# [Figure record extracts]
* * * * *

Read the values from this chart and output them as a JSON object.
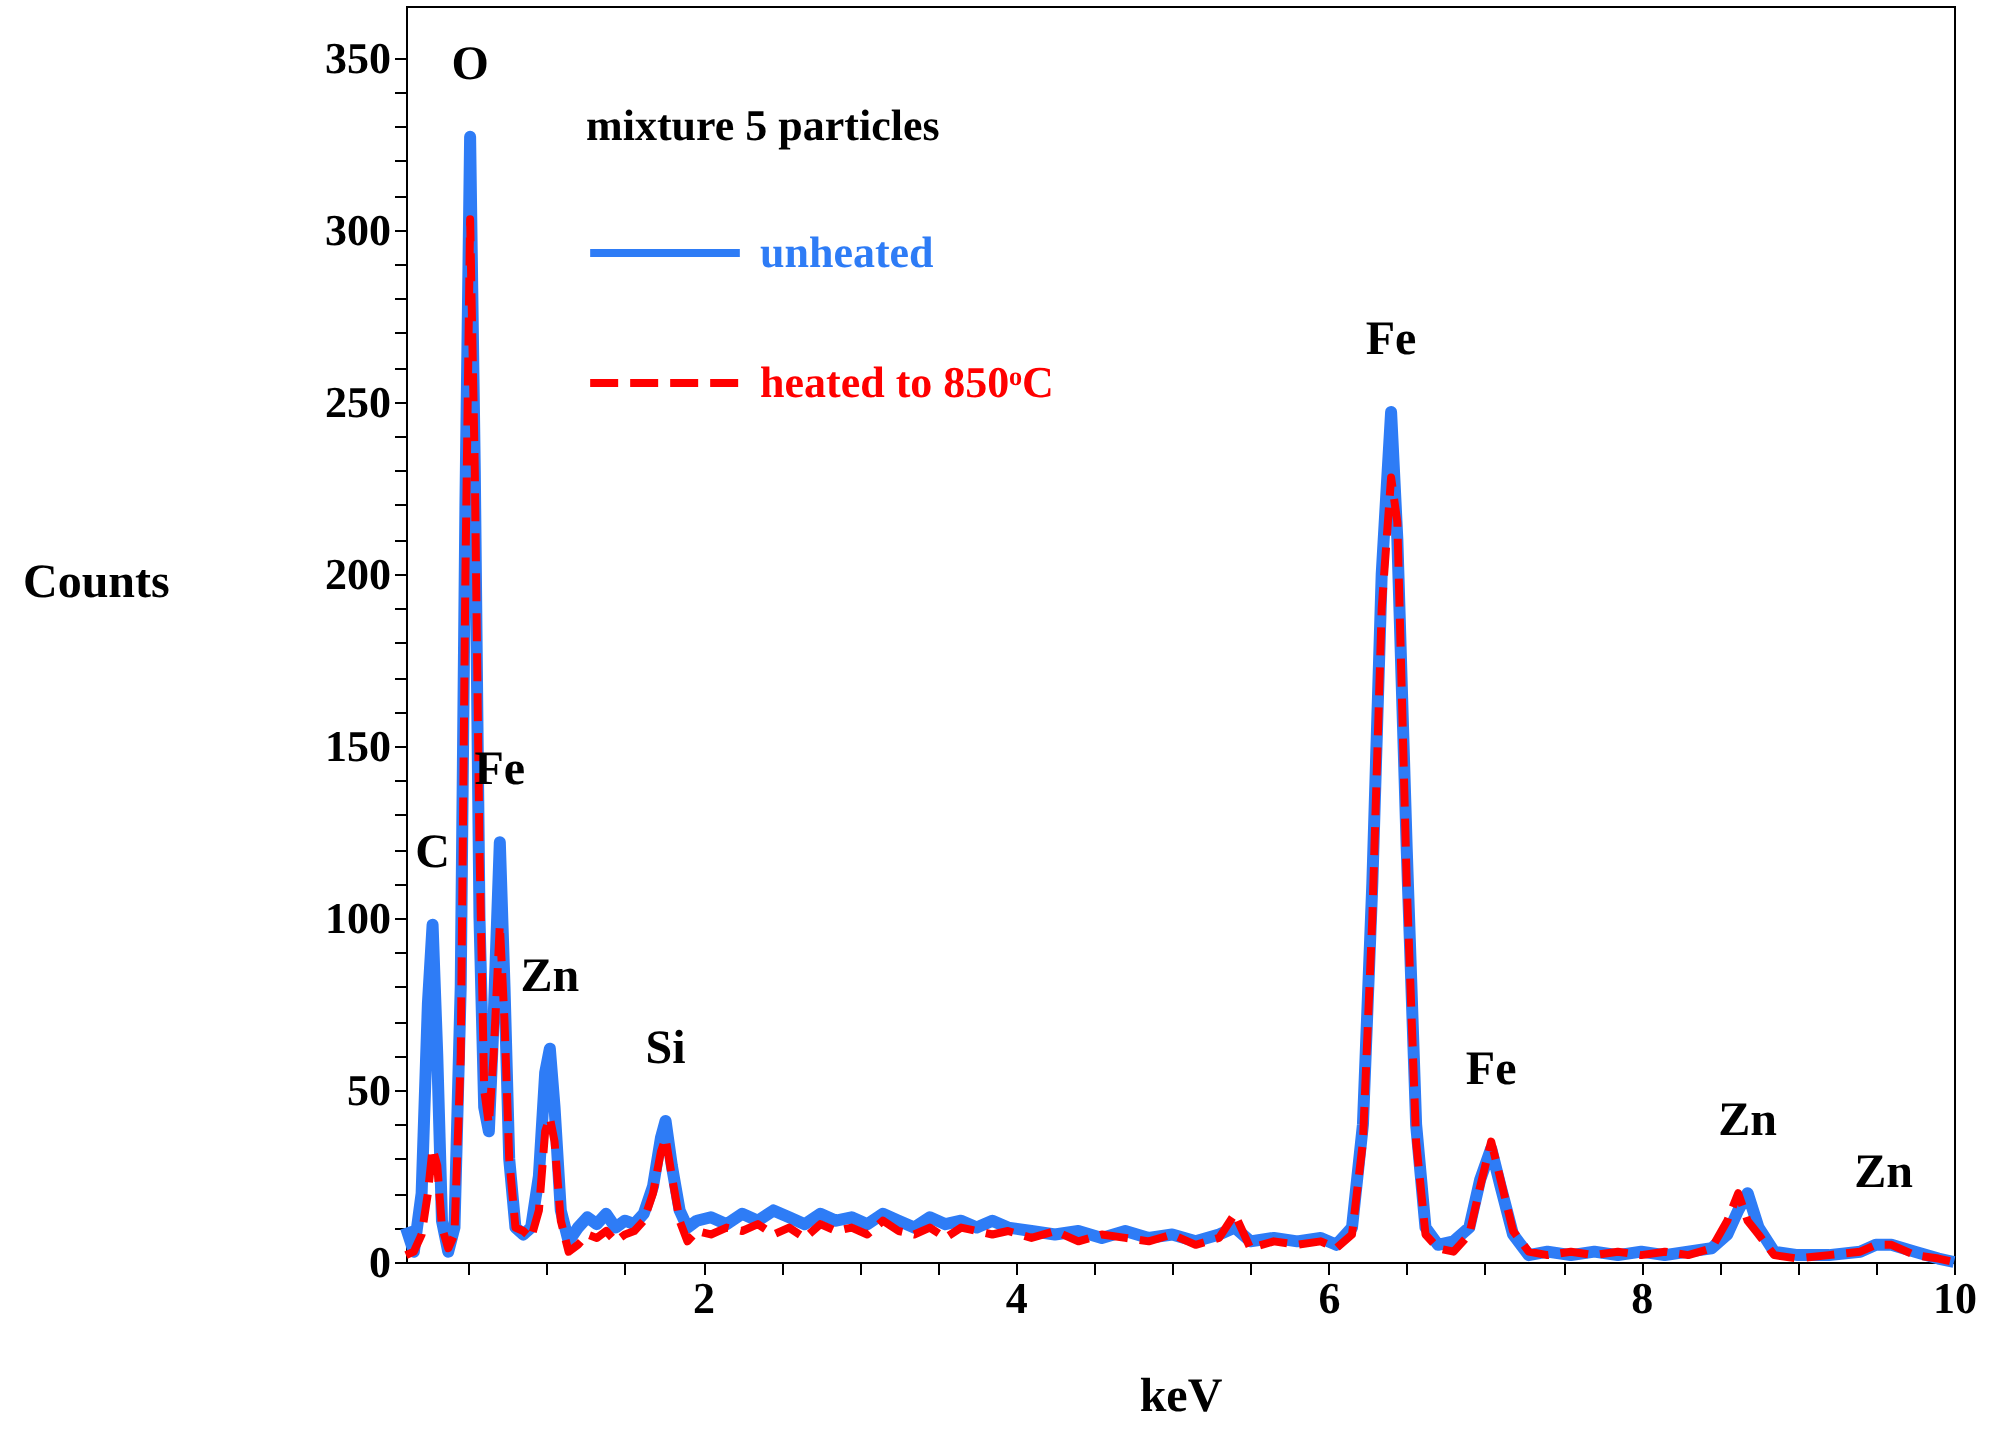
{
  "chart_data": {
    "type": "line",
    "xlabel": "keV",
    "ylabel": "Counts",
    "legend_title": "mixture 5 particles",
    "legend": "top left",
    "grid": false,
    "xlim": [
      0.1,
      10
    ],
    "ylim": [
      0,
      365
    ],
    "xticks": [
      {
        "value": 0.5,
        "label": null
      },
      {
        "value": 1,
        "label": null
      },
      {
        "value": 1.5,
        "label": null
      },
      2,
      {
        "value": 2.5,
        "label": null
      },
      {
        "value": 3,
        "label": null
      },
      {
        "value": 3.5,
        "label": null
      },
      4,
      {
        "value": 4.5,
        "label": null
      },
      {
        "value": 5,
        "label": null
      },
      {
        "value": 5.5,
        "label": null
      },
      6,
      {
        "value": 6.5,
        "label": null
      },
      {
        "value": 7,
        "label": null
      },
      {
        "value": 7.5,
        "label": null
      },
      8,
      {
        "value": 8.5,
        "label": null
      },
      {
        "value": 9,
        "label": null
      },
      {
        "value": 9.5,
        "label": null
      },
      10
    ],
    "yticks": [
      0,
      {
        "value": 10,
        "label": null
      },
      {
        "value": 20,
        "label": null
      },
      {
        "value": 30,
        "label": null
      },
      {
        "value": 40,
        "label": null
      },
      50,
      {
        "value": 60,
        "label": null
      },
      {
        "value": 70,
        "label": null
      },
      {
        "value": 80,
        "label": null
      },
      {
        "value": 90,
        "label": null
      },
      100,
      {
        "value": 110,
        "label": null
      },
      {
        "value": 120,
        "label": null
      },
      {
        "value": 130,
        "label": null
      },
      {
        "value": 140,
        "label": null
      },
      150,
      {
        "value": 160,
        "label": null
      },
      {
        "value": 170,
        "label": null
      },
      {
        "value": 180,
        "label": null
      },
      {
        "value": 190,
        "label": null
      },
      200,
      {
        "value": 210,
        "label": null
      },
      {
        "value": 220,
        "label": null
      },
      {
        "value": 230,
        "label": null
      },
      {
        "value": 240,
        "label": null
      },
      250,
      {
        "value": 260,
        "label": null
      },
      {
        "value": 270,
        "label": null
      },
      {
        "value": 280,
        "label": null
      },
      {
        "value": 290,
        "label": null
      },
      300,
      {
        "value": 310,
        "label": null
      },
      {
        "value": 320,
        "label": null
      },
      {
        "value": 330,
        "label": null
      },
      {
        "value": 340,
        "label": null
      },
      350
    ],
    "x": [
      0.1,
      0.15,
      0.2,
      0.24,
      0.27,
      0.3,
      0.33,
      0.37,
      0.41,
      0.45,
      0.48,
      0.51,
      0.54,
      0.57,
      0.6,
      0.63,
      0.66,
      0.7,
      0.73,
      0.76,
      0.8,
      0.85,
      0.9,
      0.95,
      0.99,
      1.02,
      1.05,
      1.09,
      1.14,
      1.2,
      1.26,
      1.32,
      1.38,
      1.44,
      1.5,
      1.56,
      1.62,
      1.68,
      1.73,
      1.76,
      1.8,
      1.85,
      1.9,
      1.96,
      2.05,
      2.15,
      2.25,
      2.35,
      2.45,
      2.55,
      2.65,
      2.75,
      2.85,
      2.95,
      3.05,
      3.15,
      3.25,
      3.35,
      3.45,
      3.55,
      3.65,
      3.75,
      3.85,
      3.95,
      4.1,
      4.25,
      4.4,
      4.55,
      4.7,
      4.85,
      5.0,
      5.15,
      5.3,
      5.4,
      5.5,
      5.65,
      5.8,
      5.95,
      6.05,
      6.15,
      6.22,
      6.28,
      6.34,
      6.4,
      6.44,
      6.5,
      6.56,
      6.62,
      6.7,
      6.8,
      6.9,
      6.97,
      7.04,
      7.1,
      7.18,
      7.28,
      7.4,
      7.55,
      7.7,
      7.85,
      8.0,
      8.15,
      8.3,
      8.45,
      8.55,
      8.62,
      8.68,
      8.75,
      8.85,
      9.0,
      9.2,
      9.4,
      9.5,
      9.6,
      9.75,
      9.9,
      10.0
    ],
    "series": [
      {
        "name": "unheated",
        "color": "#2e7cf6",
        "line_style": "solid",
        "values": [
          10,
          3,
          20,
          75,
          98,
          60,
          12,
          3,
          10,
          80,
          220,
          327,
          230,
          100,
          45,
          38,
          70,
          122,
          80,
          30,
          10,
          8,
          10,
          25,
          55,
          62,
          45,
          15,
          6,
          10,
          13,
          11,
          14,
          10,
          12,
          11,
          14,
          22,
          36,
          41,
          28,
          15,
          10,
          12,
          13,
          11,
          14,
          12,
          15,
          13,
          11,
          14,
          12,
          13,
          11,
          14,
          12,
          10,
          13,
          11,
          12,
          10,
          12,
          10,
          9,
          8,
          9,
          7,
          9,
          7,
          8,
          6,
          8,
          10,
          6,
          7,
          6,
          7,
          5,
          10,
          40,
          110,
          200,
          247,
          210,
          120,
          40,
          10,
          5,
          6,
          10,
          24,
          33,
          22,
          8,
          2,
          3,
          2,
          3,
          2,
          3,
          2,
          3,
          4,
          8,
          15,
          20,
          10,
          3,
          2,
          2,
          3,
          5,
          5,
          3,
          1,
          0
        ]
      },
      {
        "name": "heated to 850ᵒC",
        "color": "#ff0000",
        "line_style": "dashed",
        "values": [
          2,
          3,
          8,
          20,
          33,
          28,
          10,
          4,
          8,
          60,
          200,
          303,
          230,
          120,
          50,
          40,
          60,
          98,
          70,
          30,
          10,
          9,
          7,
          15,
          38,
          42,
          35,
          12,
          3,
          5,
          8,
          7,
          9,
          6,
          8,
          9,
          12,
          20,
          32,
          36,
          25,
          12,
          6,
          9,
          8,
          10,
          9,
          11,
          8,
          10,
          7,
          11,
          9,
          10,
          8,
          12,
          9,
          8,
          10,
          7,
          10,
          9,
          8,
          9,
          7,
          9,
          6,
          8,
          7,
          6,
          8,
          5,
          7,
          14,
          4,
          6,
          5,
          6,
          4,
          8,
          35,
          100,
          190,
          228,
          215,
          110,
          35,
          8,
          4,
          3,
          8,
          22,
          35,
          24,
          9,
          3,
          2,
          3,
          2,
          3,
          2,
          3,
          2,
          4,
          12,
          20,
          12,
          8,
          2,
          1,
          2,
          3,
          5,
          5,
          2,
          1,
          0
        ]
      }
    ],
    "annotations": [
      {
        "text": "C",
        "x": 0.27,
        "y": 98
      },
      {
        "text": "O",
        "x": 0.51,
        "y": 327
      },
      {
        "text": "Fe",
        "x": 0.7,
        "y": 122
      },
      {
        "text": "Zn",
        "x": 1.02,
        "y": 62
      },
      {
        "text": "Si",
        "x": 1.76,
        "y": 41
      },
      {
        "text": "Fe",
        "x": 6.4,
        "y": 247
      },
      {
        "text": "Fe",
        "x": 7.04,
        "y": 35
      },
      {
        "text": "Zn",
        "x": 8.68,
        "y": 20
      },
      {
        "text": "Zn",
        "x": 9.55,
        "y": 5
      }
    ]
  }
}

* * * * *

# [Stated goal]
Repeat each entry precisely as it appears. Leave the pictures out.

# [Output]
Read the values from this chart and output them as a JSON object.
{
  "chart_data": {
    "type": "line",
    "xlabel": "keV",
    "ylabel": "Counts",
    "legend_title": "mixture 5 particles",
    "legend": "top left",
    "grid": false,
    "xlim": [
      0.1,
      10
    ],
    "ylim": [
      0,
      365
    ],
    "xticks": [
      {
        "value": 0.5,
        "label": null
      },
      {
        "value": 1,
        "label": null
      },
      {
        "value": 1.5,
        "label": null
      },
      2,
      {
        "value": 2.5,
        "label": null
      },
      {
        "value": 3,
        "label": null
      },
      {
        "value": 3.5,
        "label": null
      },
      4,
      {
        "value": 4.5,
        "label": null
      },
      {
        "value": 5,
        "label": null
      },
      {
        "value": 5.5,
        "label": null
      },
      6,
      {
        "value": 6.5,
        "label": null
      },
      {
        "value": 7,
        "label": null
      },
      {
        "value": 7.5,
        "label": null
      },
      8,
      {
        "value": 8.5,
        "label": null
      },
      {
        "value": 9,
        "label": null
      },
      {
        "value": 9.5,
        "label": null
      },
      10
    ],
    "yticks": [
      0,
      {
        "value": 10,
        "label": null
      },
      {
        "value": 20,
        "label": null
      },
      {
        "value": 30,
        "label": null
      },
      {
        "value": 40,
        "label": null
      },
      50,
      {
        "value": 60,
        "label": null
      },
      {
        "value": 70,
        "label": null
      },
      {
        "value": 80,
        "label": null
      },
      {
        "value": 90,
        "label": null
      },
      100,
      {
        "value": 110,
        "label": null
      },
      {
        "value": 120,
        "label": null
      },
      {
        "value": 130,
        "label": null
      },
      {
        "value": 140,
        "label": null
      },
      150,
      {
        "value": 160,
        "label": null
      },
      {
        "value": 170,
        "label": null
      },
      {
        "value": 180,
        "label": null
      },
      {
        "value": 190,
        "label": null
      },
      200,
      {
        "value": 210,
        "label": null
      },
      {
        "value": 220,
        "label": null
      },
      {
        "value": 230,
        "label": null
      },
      {
        "value": 240,
        "label": null
      },
      250,
      {
        "value": 260,
        "label": null
      },
      {
        "value": 270,
        "label": null
      },
      {
        "value": 280,
        "label": null
      },
      {
        "value": 290,
        "label": null
      },
      300,
      {
        "value": 310,
        "label": null
      },
      {
        "value": 320,
        "label": null
      },
      {
        "value": 330,
        "label": null
      },
      {
        "value": 340,
        "label": null
      },
      350
    ],
    "x": [
      0.1,
      0.15,
      0.2,
      0.24,
      0.27,
      0.3,
      0.33,
      0.37,
      0.41,
      0.45,
      0.48,
      0.51,
      0.54,
      0.57,
      0.6,
      0.63,
      0.66,
      0.7,
      0.73,
      0.76,
      0.8,
      0.85,
      0.9,
      0.95,
      0.99,
      1.02,
      1.05,
      1.09,
      1.14,
      1.2,
      1.26,
      1.32,
      1.38,
      1.44,
      1.5,
      1.56,
      1.62,
      1.68,
      1.73,
      1.76,
      1.8,
      1.85,
      1.9,
      1.96,
      2.05,
      2.15,
      2.25,
      2.35,
      2.45,
      2.55,
      2.65,
      2.75,
      2.85,
      2.95,
      3.05,
      3.15,
      3.25,
      3.35,
      3.45,
      3.55,
      3.65,
      3.75,
      3.85,
      3.95,
      4.1,
      4.25,
      4.4,
      4.55,
      4.7,
      4.85,
      5.0,
      5.15,
      5.3,
      5.4,
      5.5,
      5.65,
      5.8,
      5.95,
      6.05,
      6.15,
      6.22,
      6.28,
      6.34,
      6.4,
      6.44,
      6.5,
      6.56,
      6.62,
      6.7,
      6.8,
      6.9,
      6.97,
      7.04,
      7.1,
      7.18,
      7.28,
      7.4,
      7.55,
      7.7,
      7.85,
      8.0,
      8.15,
      8.3,
      8.45,
      8.55,
      8.62,
      8.68,
      8.75,
      8.85,
      9.0,
      9.2,
      9.4,
      9.5,
      9.6,
      9.75,
      9.9,
      10.0
    ],
    "series": [
      {
        "name": "unheated",
        "color": "#2e7cf6",
        "line_style": "solid",
        "values": [
          10,
          3,
          20,
          75,
          98,
          60,
          12,
          3,
          10,
          80,
          220,
          327,
          230,
          100,
          45,
          38,
          70,
          122,
          80,
          30,
          10,
          8,
          10,
          25,
          55,
          62,
          45,
          15,
          6,
          10,
          13,
          11,
          14,
          10,
          12,
          11,
          14,
          22,
          36,
          41,
          28,
          15,
          10,
          12,
          13,
          11,
          14,
          12,
          15,
          13,
          11,
          14,
          12,
          13,
          11,
          14,
          12,
          10,
          13,
          11,
          12,
          10,
          12,
          10,
          9,
          8,
          9,
          7,
          9,
          7,
          8,
          6,
          8,
          10,
          6,
          7,
          6,
          7,
          5,
          10,
          40,
          110,
          200,
          247,
          210,
          120,
          40,
          10,
          5,
          6,
          10,
          24,
          33,
          22,
          8,
          2,
          3,
          2,
          3,
          2,
          3,
          2,
          3,
          4,
          8,
          15,
          20,
          10,
          3,
          2,
          2,
          3,
          5,
          5,
          3,
          1,
          0
        ]
      },
      {
        "name": "heated to 850ᵒC",
        "color": "#ff0000",
        "line_style": "dashed",
        "values": [
          2,
          3,
          8,
          20,
          33,
          28,
          10,
          4,
          8,
          60,
          200,
          303,
          230,
          120,
          50,
          40,
          60,
          98,
          70,
          30,
          10,
          9,
          7,
          15,
          38,
          42,
          35,
          12,
          3,
          5,
          8,
          7,
          9,
          6,
          8,
          9,
          12,
          20,
          32,
          36,
          25,
          12,
          6,
          9,
          8,
          10,
          9,
          11,
          8,
          10,
          7,
          11,
          9,
          10,
          8,
          12,
          9,
          8,
          10,
          7,
          10,
          9,
          8,
          9,
          7,
          9,
          6,
          8,
          7,
          6,
          8,
          5,
          7,
          14,
          4,
          6,
          5,
          6,
          4,
          8,
          35,
          100,
          190,
          228,
          215,
          110,
          35,
          8,
          4,
          3,
          8,
          22,
          35,
          24,
          9,
          3,
          2,
          3,
          2,
          3,
          2,
          3,
          2,
          4,
          12,
          20,
          12,
          8,
          2,
          1,
          2,
          3,
          5,
          5,
          2,
          1,
          0
        ]
      }
    ],
    "annotations": [
      {
        "text": "C",
        "x": 0.27,
        "y": 98
      },
      {
        "text": "O",
        "x": 0.51,
        "y": 327
      },
      {
        "text": "Fe",
        "x": 0.7,
        "y": 122
      },
      {
        "text": "Zn",
        "x": 1.02,
        "y": 62
      },
      {
        "text": "Si",
        "x": 1.76,
        "y": 41
      },
      {
        "text": "Fe",
        "x": 6.4,
        "y": 247
      },
      {
        "text": "Fe",
        "x": 7.04,
        "y": 35
      },
      {
        "text": "Zn",
        "x": 8.68,
        "y": 20
      },
      {
        "text": "Zn",
        "x": 9.55,
        "y": 5
      }
    ]
  }
}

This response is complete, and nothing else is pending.